Begin Records supplied
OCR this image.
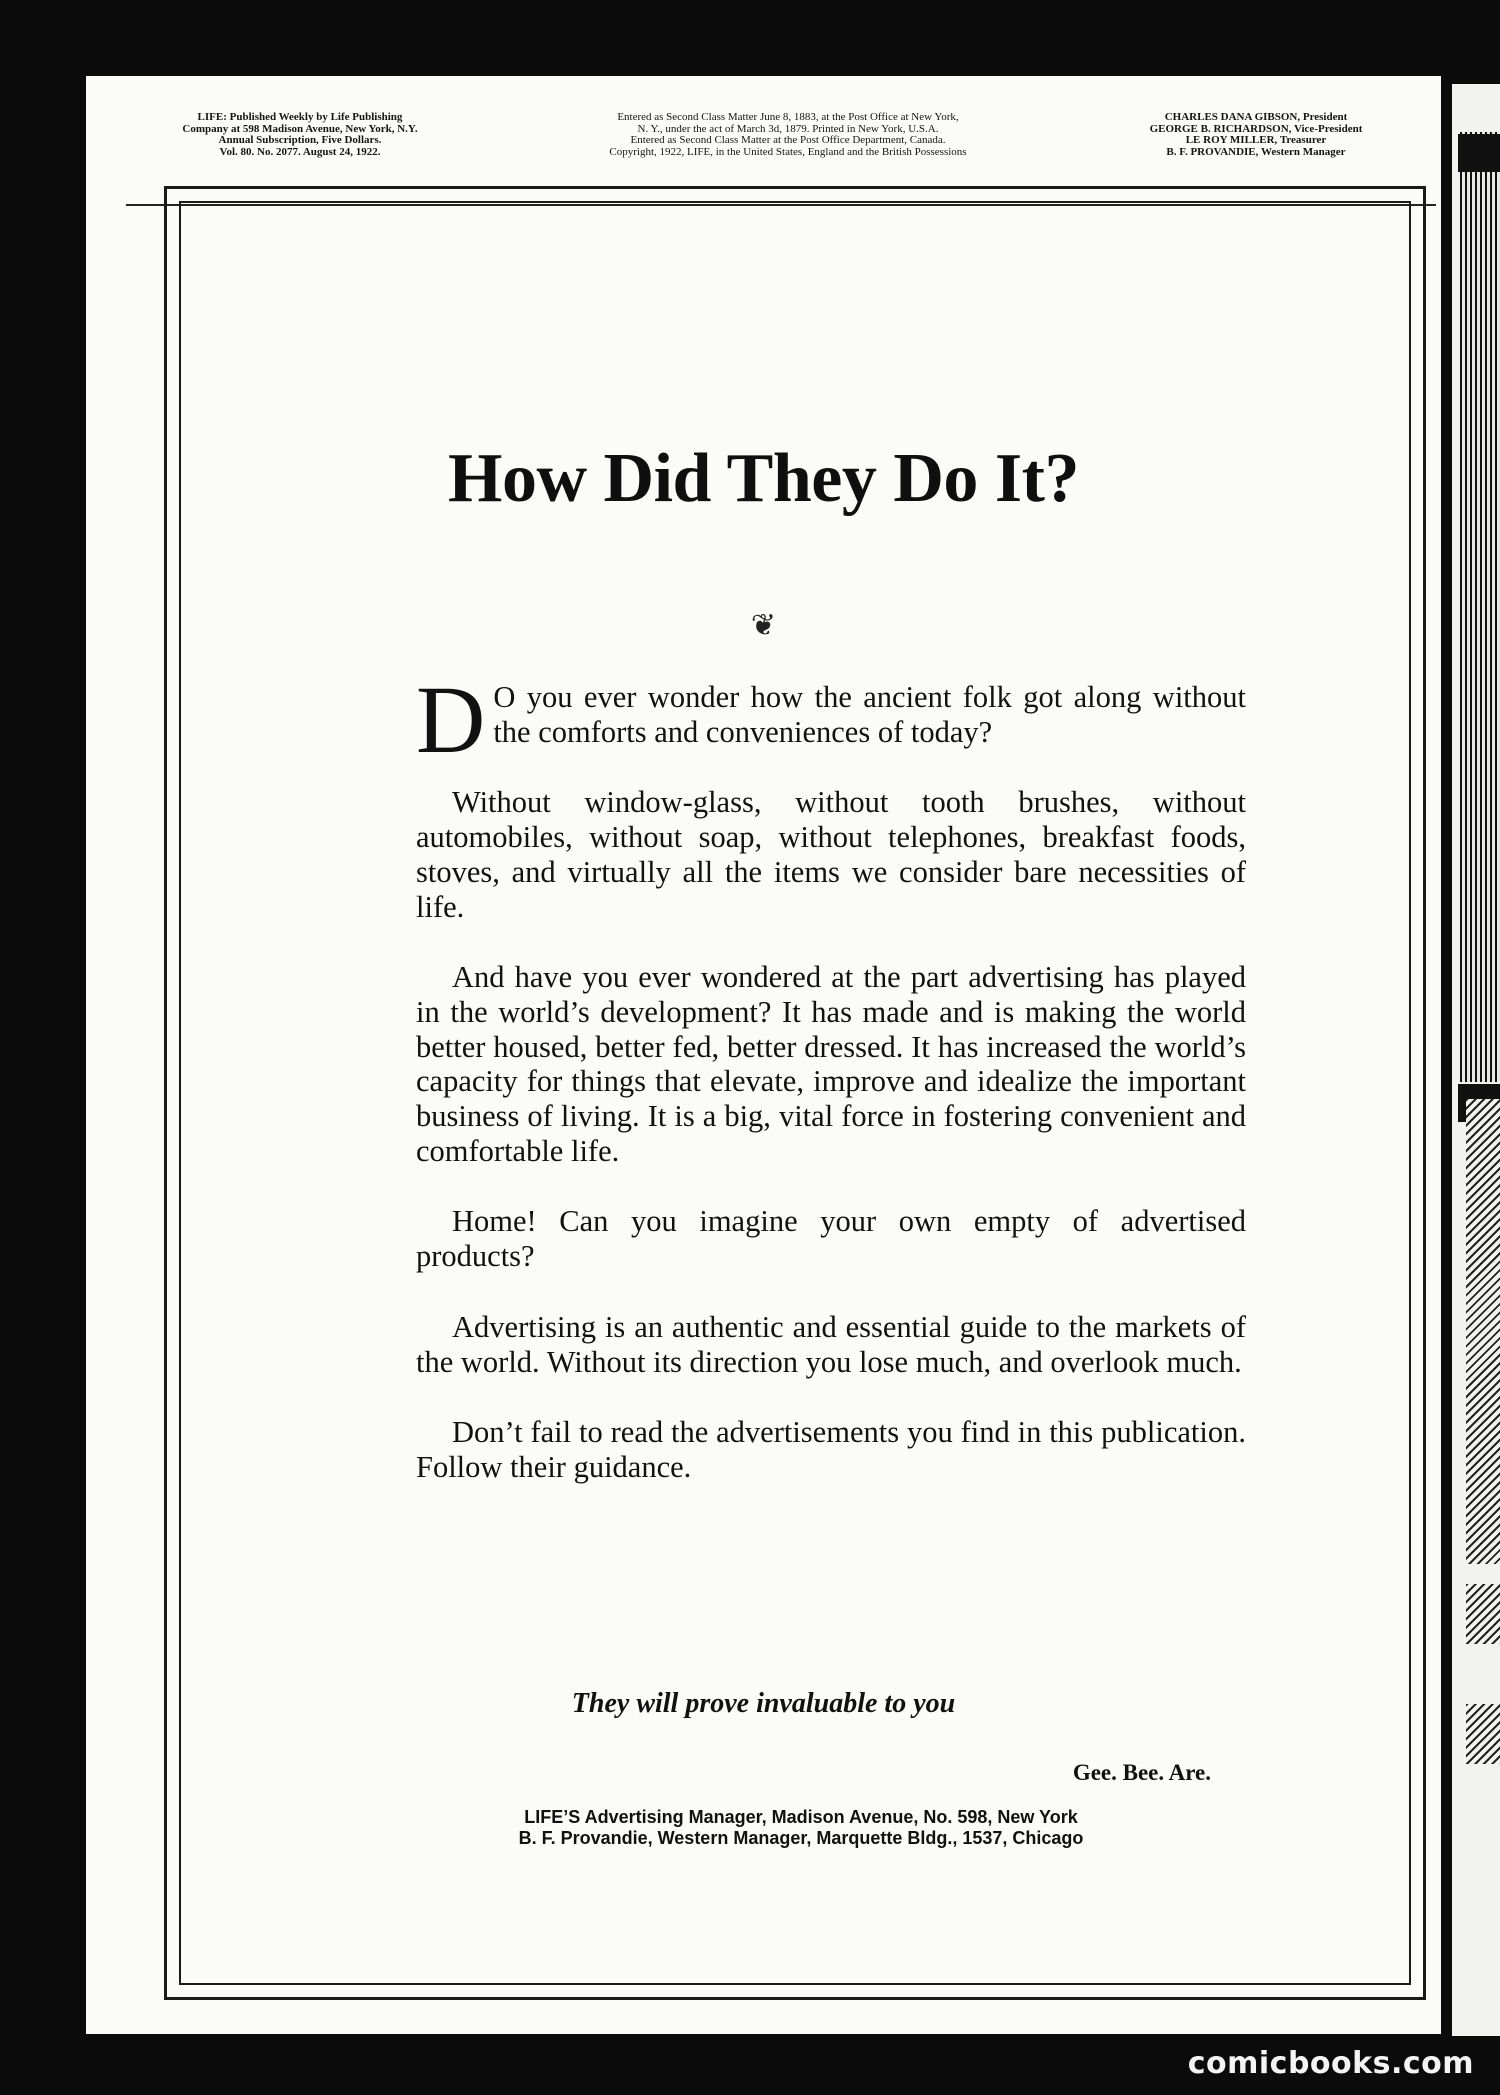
LIFE: Published Weekly by Life Publishing
Company at 598 Madison Avenue, New York, N.Y.
Annual Subscription, Five Dollars.
Vol. 80. No. 2077. August 24, 1922.
Entered as Second Class Matter June 8, 1883, at the Post Office at New York,
N. Y., under the act of March 3d, 1879. Printed in New York, U.S.A.
Entered as Second Class Matter at the Post Office Department, Canada.
Copyright, 1922, LIFE, in the United States, England and the British Possessions
CHARLES DANA GIBSON, President
GEORGE B. RICHARDSON, Vice-President
LE ROY MILLER, Treasurer
B. F. PROVANDIE, Western Manager
How Did They Do It?
❦

D O you ever wonder how the ancient folk got along without the comforts and conveniences of today?

Without window-glass, without tooth brushes, without automobiles, without soap, without telephones, breakfast foods, stoves, and virtually all the items we consider bare necessities of life.

And have you ever wondered at the part advertising has played in the world’s development? It has made and is making the world better housed, better fed, better dressed. It has increased the world’s capacity for things that elevate, improve and idealize the important business of living. It is a big, vital force in fostering convenient and comfortable life.

Home! Can you imagine your own empty of advertised products?

Advertising is an authentic and essential guide to the markets of the world. Without its direction you lose much, and overlook much.

Don’t fail to read the advertisements you find in this publication. Follow their guidance.

They will prove invaluable to you
Gee. Bee. Are.
LIFE’S Advertising Manager, Madison Avenue, No. 598, New York
B. F. Provandie, Western Manager, Marquette Bldg., 1537, Chicago
comicbooks.com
End Records supplied
Description of the task: Go through the data above and transcribe it in full, omitting any image.

The output:
OCR this image.
LIFE: Published Weekly by Life Publishing
Company at 598 Madison Avenue, New York, N.Y.
Annual Subscription, Five Dollars.
Vol. 80. No. 2077. August 24, 1922.
Entered as Second Class Matter June 8, 1883, at the Post Office at New York,
N. Y., under the act of March 3d, 1879. Printed in New York, U.S.A.
Entered as Second Class Matter at the Post Office Department, Canada.
Copyright, 1922, LIFE, in the United States, England and the British Possessions
CHARLES DANA GIBSON, President
GEORGE B. RICHARDSON, Vice-President
LE ROY MILLER, Treasurer
B. F. PROVANDIE, Western Manager
How Did They Do It?
❦

D O you ever wonder how the ancient folk got along without the comforts and conveniences of today?

Without window-glass, without tooth brushes, without automobiles, without soap, without telephones, breakfast foods, stoves, and virtually all the items we consider bare necessities of life.

And have you ever wondered at the part advertising has played in the world’s development? It has made and is making the world better housed, better fed, better dressed. It has increased the world’s capacity for things that elevate, improve and idealize the important business of living. It is a big, vital force in fostering convenient and comfortable life.

Home! Can you imagine your own empty of advertised products?

Advertising is an authentic and essential guide to the markets of the world. Without its direction you lose much, and overlook much.

Don’t fail to read the advertisements you find in this publication. Follow their guidance.

They will prove invaluable to you
Gee. Bee. Are.
LIFE’S Advertising Manager, Madison Avenue, No. 598, New York
B. F. Provandie, Western Manager, Marquette Bldg., 1537, Chicago
comicbooks.com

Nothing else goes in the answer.